Short exercise:
Reproduce all of the material exactly as shown.

Supplied records:
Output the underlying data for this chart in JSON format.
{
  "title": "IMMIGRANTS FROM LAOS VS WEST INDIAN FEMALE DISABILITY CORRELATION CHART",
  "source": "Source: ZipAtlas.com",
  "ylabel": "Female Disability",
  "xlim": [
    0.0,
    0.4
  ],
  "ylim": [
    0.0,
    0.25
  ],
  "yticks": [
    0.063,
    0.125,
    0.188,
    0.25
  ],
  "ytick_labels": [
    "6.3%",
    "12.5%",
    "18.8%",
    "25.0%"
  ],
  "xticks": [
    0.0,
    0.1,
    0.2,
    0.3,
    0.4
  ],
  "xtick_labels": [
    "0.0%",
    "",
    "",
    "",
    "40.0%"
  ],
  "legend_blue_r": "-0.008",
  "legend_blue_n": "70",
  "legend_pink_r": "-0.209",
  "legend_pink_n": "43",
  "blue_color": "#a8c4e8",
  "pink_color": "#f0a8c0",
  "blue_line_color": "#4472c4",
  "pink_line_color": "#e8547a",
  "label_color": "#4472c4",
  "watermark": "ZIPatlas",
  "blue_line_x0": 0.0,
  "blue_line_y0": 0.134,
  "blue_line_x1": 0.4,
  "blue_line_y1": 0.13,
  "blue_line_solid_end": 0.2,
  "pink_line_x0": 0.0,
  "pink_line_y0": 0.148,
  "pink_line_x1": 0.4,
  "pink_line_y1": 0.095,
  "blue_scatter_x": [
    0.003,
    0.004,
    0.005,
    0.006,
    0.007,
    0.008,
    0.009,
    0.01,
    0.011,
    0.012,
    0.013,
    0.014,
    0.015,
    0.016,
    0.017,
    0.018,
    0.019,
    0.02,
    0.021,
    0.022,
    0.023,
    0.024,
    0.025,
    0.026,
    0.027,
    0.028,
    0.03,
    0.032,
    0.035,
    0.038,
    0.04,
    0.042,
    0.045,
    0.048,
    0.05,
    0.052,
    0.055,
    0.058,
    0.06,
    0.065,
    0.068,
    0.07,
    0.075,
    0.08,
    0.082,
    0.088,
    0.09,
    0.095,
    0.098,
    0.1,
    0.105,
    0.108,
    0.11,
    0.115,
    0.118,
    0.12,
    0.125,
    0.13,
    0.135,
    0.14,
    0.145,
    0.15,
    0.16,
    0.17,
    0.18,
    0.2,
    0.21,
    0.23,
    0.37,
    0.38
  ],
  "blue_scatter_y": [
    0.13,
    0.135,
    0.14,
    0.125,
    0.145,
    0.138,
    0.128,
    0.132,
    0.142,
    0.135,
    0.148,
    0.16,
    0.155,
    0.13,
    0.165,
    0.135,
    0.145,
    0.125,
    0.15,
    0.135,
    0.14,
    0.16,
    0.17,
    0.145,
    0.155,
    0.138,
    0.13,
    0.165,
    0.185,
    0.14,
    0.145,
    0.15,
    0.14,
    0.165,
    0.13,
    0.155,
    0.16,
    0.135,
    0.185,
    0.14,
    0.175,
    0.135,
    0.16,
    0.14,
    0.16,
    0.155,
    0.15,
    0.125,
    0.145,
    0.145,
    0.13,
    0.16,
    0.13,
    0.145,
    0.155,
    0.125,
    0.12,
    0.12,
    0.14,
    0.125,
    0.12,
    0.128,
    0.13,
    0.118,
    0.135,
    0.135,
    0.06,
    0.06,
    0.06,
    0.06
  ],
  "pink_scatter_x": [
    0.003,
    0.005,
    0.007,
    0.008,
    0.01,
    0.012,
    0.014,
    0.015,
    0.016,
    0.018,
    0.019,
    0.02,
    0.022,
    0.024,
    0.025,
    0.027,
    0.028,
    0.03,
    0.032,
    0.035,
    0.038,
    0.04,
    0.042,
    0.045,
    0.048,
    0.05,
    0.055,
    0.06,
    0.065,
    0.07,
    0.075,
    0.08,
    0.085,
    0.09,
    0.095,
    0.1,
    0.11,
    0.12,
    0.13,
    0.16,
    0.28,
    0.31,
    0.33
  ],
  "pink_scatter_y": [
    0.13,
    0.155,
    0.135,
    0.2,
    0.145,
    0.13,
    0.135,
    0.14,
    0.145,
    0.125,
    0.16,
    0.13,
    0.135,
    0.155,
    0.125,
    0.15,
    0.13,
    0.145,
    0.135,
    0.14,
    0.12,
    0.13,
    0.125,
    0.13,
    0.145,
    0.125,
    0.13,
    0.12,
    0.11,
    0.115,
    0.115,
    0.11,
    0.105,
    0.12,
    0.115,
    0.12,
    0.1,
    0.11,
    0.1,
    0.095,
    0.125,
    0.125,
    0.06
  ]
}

Finished exercise:
Output the underlying data for this chart in JSON format.
{
  "title": "IMMIGRANTS FROM LAOS VS WEST INDIAN FEMALE DISABILITY CORRELATION CHART",
  "source": "Source: ZipAtlas.com",
  "ylabel": "Female Disability",
  "xlim": [
    0.0,
    0.4
  ],
  "ylim": [
    0.0,
    0.25
  ],
  "yticks": [
    0.063,
    0.125,
    0.188,
    0.25
  ],
  "ytick_labels": [
    "6.3%",
    "12.5%",
    "18.8%",
    "25.0%"
  ],
  "xticks": [
    0.0,
    0.1,
    0.2,
    0.3,
    0.4
  ],
  "xtick_labels": [
    "0.0%",
    "",
    "",
    "",
    "40.0%"
  ],
  "legend_blue_r": "-0.008",
  "legend_blue_n": "70",
  "legend_pink_r": "-0.209",
  "legend_pink_n": "43",
  "blue_color": "#a8c4e8",
  "pink_color": "#f0a8c0",
  "blue_line_color": "#4472c4",
  "pink_line_color": "#e8547a",
  "label_color": "#4472c4",
  "watermark": "ZIPatlas",
  "blue_line_x0": 0.0,
  "blue_line_y0": 0.134,
  "blue_line_x1": 0.4,
  "blue_line_y1": 0.13,
  "blue_line_solid_end": 0.2,
  "pink_line_x0": 0.0,
  "pink_line_y0": 0.148,
  "pink_line_x1": 0.4,
  "pink_line_y1": 0.095,
  "blue_scatter_x": [
    0.003,
    0.004,
    0.005,
    0.006,
    0.007,
    0.008,
    0.009,
    0.01,
    0.011,
    0.012,
    0.013,
    0.014,
    0.015,
    0.016,
    0.017,
    0.018,
    0.019,
    0.02,
    0.021,
    0.022,
    0.023,
    0.024,
    0.025,
    0.026,
    0.027,
    0.028,
    0.03,
    0.032,
    0.035,
    0.038,
    0.04,
    0.042,
    0.045,
    0.048,
    0.05,
    0.052,
    0.055,
    0.058,
    0.06,
    0.065,
    0.068,
    0.07,
    0.075,
    0.08,
    0.082,
    0.088,
    0.09,
    0.095,
    0.098,
    0.1,
    0.105,
    0.108,
    0.11,
    0.115,
    0.118,
    0.12,
    0.125,
    0.13,
    0.135,
    0.14,
    0.145,
    0.15,
    0.16,
    0.17,
    0.18,
    0.2,
    0.21,
    0.23,
    0.37,
    0.38
  ],
  "blue_scatter_y": [
    0.13,
    0.135,
    0.14,
    0.125,
    0.145,
    0.138,
    0.128,
    0.132,
    0.142,
    0.135,
    0.148,
    0.16,
    0.155,
    0.13,
    0.165,
    0.135,
    0.145,
    0.125,
    0.15,
    0.135,
    0.14,
    0.16,
    0.17,
    0.145,
    0.155,
    0.138,
    0.13,
    0.165,
    0.185,
    0.14,
    0.145,
    0.15,
    0.14,
    0.165,
    0.13,
    0.155,
    0.16,
    0.135,
    0.185,
    0.14,
    0.175,
    0.135,
    0.16,
    0.14,
    0.16,
    0.155,
    0.15,
    0.125,
    0.145,
    0.145,
    0.13,
    0.16,
    0.13,
    0.145,
    0.155,
    0.125,
    0.12,
    0.12,
    0.14,
    0.125,
    0.12,
    0.128,
    0.13,
    0.118,
    0.135,
    0.135,
    0.06,
    0.06,
    0.06,
    0.06
  ],
  "pink_scatter_x": [
    0.003,
    0.005,
    0.007,
    0.008,
    0.01,
    0.012,
    0.014,
    0.015,
    0.016,
    0.018,
    0.019,
    0.02,
    0.022,
    0.024,
    0.025,
    0.027,
    0.028,
    0.03,
    0.032,
    0.035,
    0.038,
    0.04,
    0.042,
    0.045,
    0.048,
    0.05,
    0.055,
    0.06,
    0.065,
    0.07,
    0.075,
    0.08,
    0.085,
    0.09,
    0.095,
    0.1,
    0.11,
    0.12,
    0.13,
    0.16,
    0.28,
    0.31,
    0.33
  ],
  "pink_scatter_y": [
    0.13,
    0.155,
    0.135,
    0.2,
    0.145,
    0.13,
    0.135,
    0.14,
    0.145,
    0.125,
    0.16,
    0.13,
    0.135,
    0.155,
    0.125,
    0.15,
    0.13,
    0.145,
    0.135,
    0.14,
    0.12,
    0.13,
    0.125,
    0.13,
    0.145,
    0.125,
    0.13,
    0.12,
    0.11,
    0.115,
    0.115,
    0.11,
    0.105,
    0.12,
    0.115,
    0.12,
    0.1,
    0.11,
    0.1,
    0.095,
    0.125,
    0.125,
    0.06
  ]
}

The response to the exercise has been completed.